↓↓↓

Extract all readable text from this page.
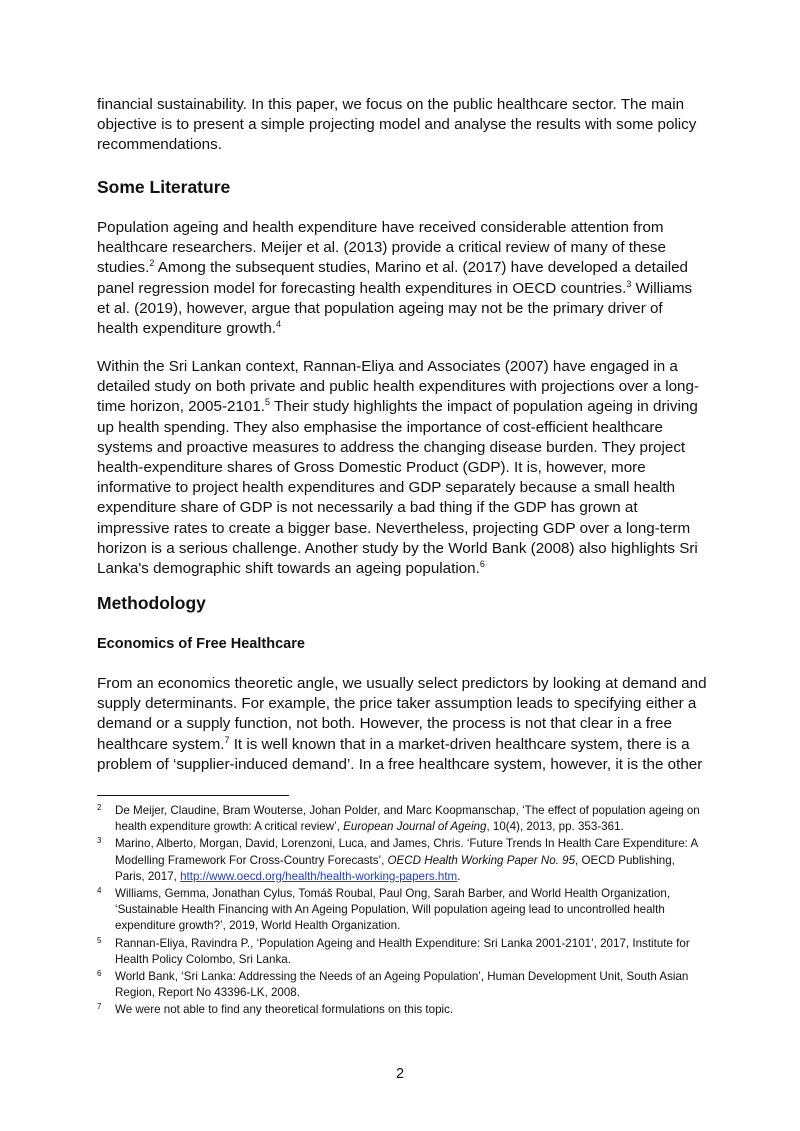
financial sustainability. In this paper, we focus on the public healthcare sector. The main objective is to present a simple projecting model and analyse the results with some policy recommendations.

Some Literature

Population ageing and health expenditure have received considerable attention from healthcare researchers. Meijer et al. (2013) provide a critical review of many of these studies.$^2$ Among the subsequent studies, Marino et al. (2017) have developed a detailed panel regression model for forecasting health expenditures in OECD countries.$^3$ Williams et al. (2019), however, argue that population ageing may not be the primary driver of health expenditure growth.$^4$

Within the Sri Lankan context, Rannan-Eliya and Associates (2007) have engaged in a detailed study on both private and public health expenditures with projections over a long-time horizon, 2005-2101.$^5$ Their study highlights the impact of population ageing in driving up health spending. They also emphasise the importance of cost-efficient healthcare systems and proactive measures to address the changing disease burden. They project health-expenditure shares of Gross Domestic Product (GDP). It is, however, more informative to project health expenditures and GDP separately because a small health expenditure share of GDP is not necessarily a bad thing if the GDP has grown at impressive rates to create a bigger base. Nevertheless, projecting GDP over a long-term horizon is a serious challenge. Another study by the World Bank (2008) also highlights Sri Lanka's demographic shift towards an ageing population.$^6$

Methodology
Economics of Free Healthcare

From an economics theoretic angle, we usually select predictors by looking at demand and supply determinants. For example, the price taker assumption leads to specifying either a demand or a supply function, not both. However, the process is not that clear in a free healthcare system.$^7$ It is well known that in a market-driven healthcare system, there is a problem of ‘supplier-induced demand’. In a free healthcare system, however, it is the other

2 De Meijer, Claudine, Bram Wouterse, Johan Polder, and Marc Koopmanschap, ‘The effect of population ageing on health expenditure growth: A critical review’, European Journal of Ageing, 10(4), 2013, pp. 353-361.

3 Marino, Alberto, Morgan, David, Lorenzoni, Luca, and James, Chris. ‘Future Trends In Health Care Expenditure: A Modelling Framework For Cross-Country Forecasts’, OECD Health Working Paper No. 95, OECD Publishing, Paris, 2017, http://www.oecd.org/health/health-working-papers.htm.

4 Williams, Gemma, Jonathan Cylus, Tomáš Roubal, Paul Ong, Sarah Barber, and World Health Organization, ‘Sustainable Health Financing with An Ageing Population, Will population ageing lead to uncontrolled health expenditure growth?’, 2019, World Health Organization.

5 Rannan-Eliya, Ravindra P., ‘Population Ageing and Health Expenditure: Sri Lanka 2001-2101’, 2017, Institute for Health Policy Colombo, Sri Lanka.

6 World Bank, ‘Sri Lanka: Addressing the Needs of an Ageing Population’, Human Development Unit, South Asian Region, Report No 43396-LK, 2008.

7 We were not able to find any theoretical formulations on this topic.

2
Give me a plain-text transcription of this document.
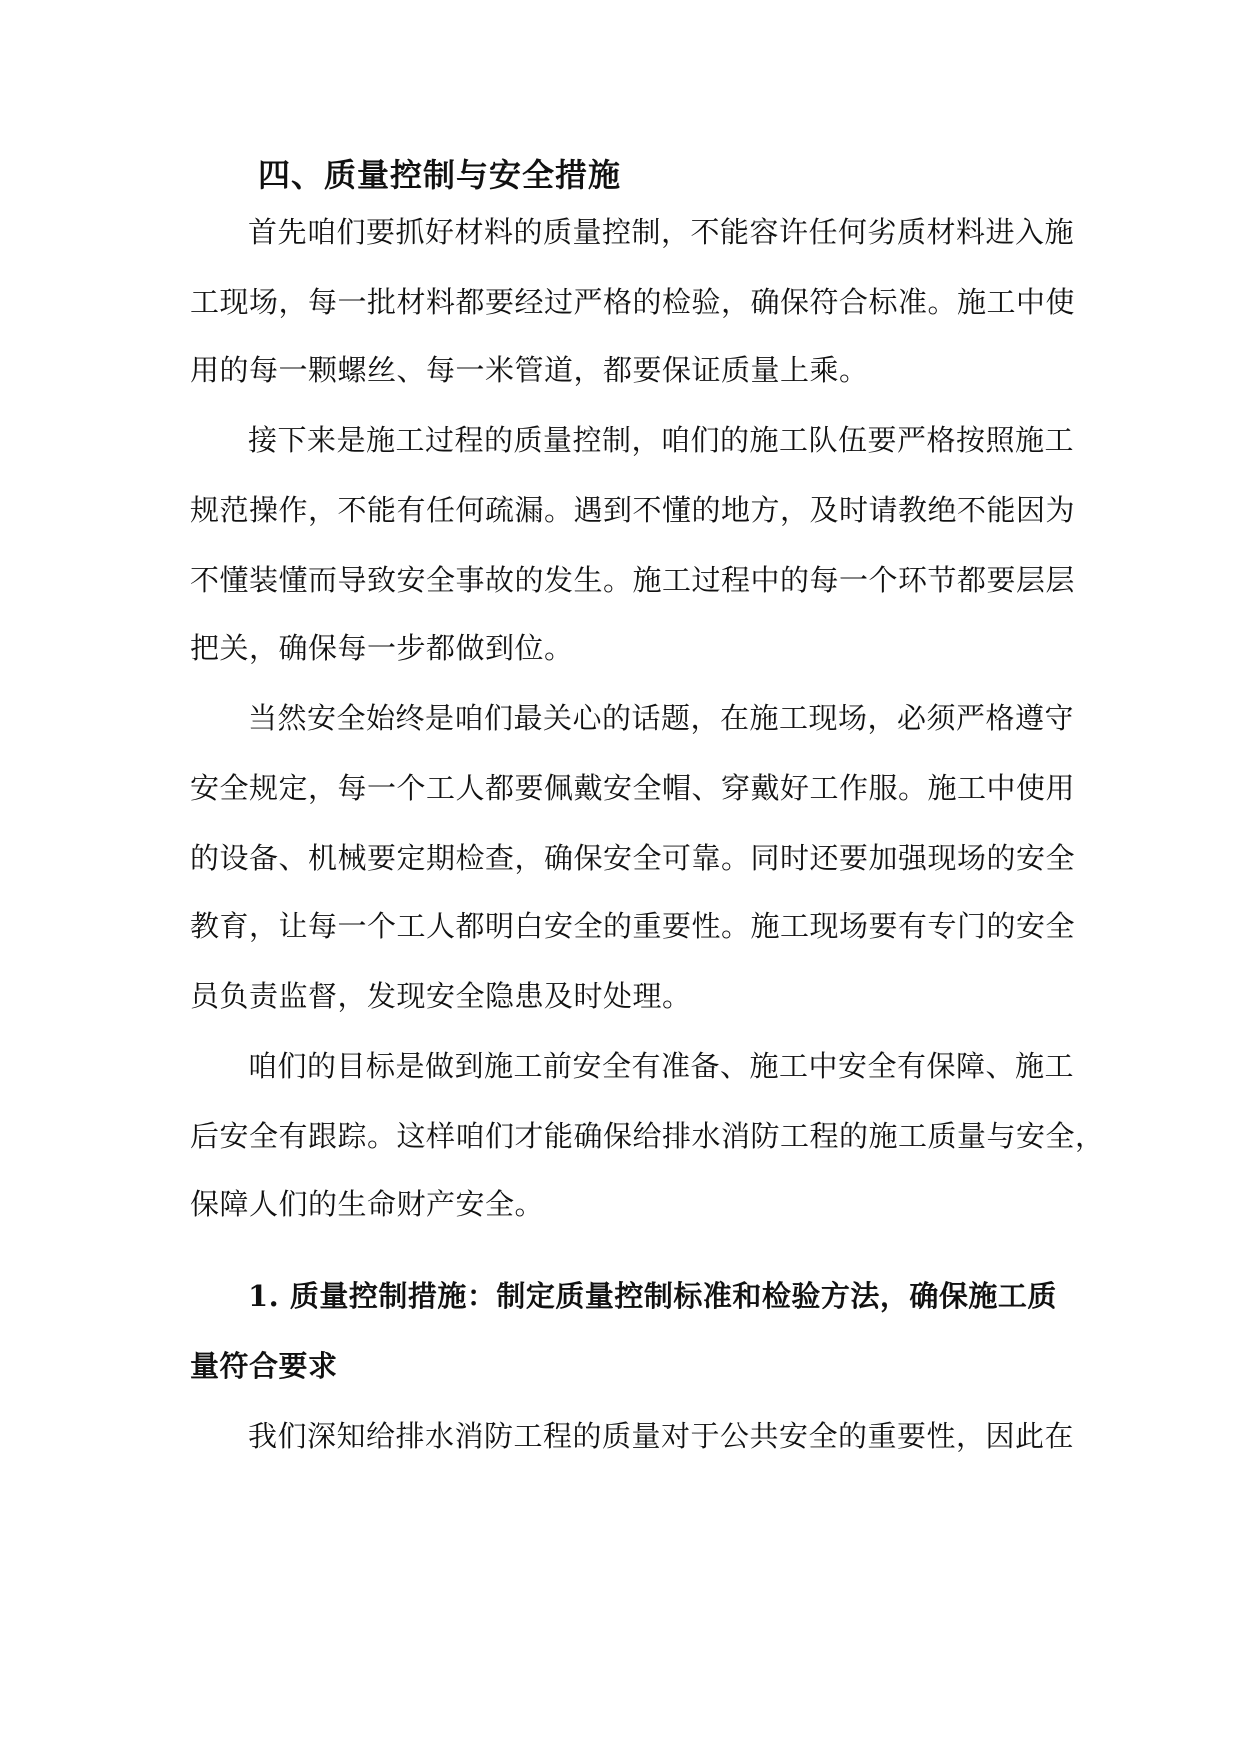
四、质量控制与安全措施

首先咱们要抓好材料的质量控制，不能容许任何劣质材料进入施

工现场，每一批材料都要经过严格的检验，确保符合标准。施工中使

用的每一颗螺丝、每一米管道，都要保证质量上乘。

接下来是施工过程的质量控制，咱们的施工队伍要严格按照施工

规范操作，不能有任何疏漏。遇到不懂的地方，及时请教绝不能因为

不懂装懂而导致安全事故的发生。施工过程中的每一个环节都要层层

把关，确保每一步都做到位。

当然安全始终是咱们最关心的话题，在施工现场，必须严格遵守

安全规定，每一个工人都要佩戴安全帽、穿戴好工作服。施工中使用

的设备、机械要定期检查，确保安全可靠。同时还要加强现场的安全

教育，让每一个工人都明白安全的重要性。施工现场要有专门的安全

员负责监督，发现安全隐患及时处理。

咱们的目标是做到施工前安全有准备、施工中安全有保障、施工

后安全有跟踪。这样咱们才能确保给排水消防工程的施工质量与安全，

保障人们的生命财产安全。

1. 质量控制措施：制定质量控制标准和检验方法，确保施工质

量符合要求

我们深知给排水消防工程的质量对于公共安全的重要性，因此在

↑↑↑
↓↓↓

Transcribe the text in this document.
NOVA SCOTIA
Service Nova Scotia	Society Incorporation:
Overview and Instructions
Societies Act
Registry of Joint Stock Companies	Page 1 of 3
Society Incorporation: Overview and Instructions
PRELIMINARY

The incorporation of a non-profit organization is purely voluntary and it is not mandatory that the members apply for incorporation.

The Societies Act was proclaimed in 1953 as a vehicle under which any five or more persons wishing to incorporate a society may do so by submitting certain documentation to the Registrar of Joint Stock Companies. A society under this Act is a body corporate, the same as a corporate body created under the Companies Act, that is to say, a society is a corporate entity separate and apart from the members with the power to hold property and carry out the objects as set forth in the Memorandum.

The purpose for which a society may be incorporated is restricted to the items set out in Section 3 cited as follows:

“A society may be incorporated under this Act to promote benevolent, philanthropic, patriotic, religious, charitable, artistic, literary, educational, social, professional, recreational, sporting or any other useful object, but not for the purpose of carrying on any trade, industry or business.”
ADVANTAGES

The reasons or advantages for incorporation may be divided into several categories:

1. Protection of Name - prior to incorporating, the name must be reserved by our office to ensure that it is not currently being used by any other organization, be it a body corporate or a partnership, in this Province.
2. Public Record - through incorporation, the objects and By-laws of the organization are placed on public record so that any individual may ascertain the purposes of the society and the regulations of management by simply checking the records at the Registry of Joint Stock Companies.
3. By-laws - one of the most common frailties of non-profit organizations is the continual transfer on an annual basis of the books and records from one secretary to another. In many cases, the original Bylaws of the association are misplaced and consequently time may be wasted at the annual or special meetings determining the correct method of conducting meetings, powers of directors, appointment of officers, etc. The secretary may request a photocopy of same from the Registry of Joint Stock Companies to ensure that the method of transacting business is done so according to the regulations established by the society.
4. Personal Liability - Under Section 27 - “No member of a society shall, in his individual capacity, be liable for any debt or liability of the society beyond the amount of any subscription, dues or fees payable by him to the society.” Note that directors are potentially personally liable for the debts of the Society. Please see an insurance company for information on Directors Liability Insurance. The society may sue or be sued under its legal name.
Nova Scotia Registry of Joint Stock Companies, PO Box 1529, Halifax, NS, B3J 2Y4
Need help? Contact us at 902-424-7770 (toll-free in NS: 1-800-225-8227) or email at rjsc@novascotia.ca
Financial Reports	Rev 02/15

↑↑↑

### [Task statement]
Provide only the number of lines in the records containing the string "Overview".

### [Exercise solution]
2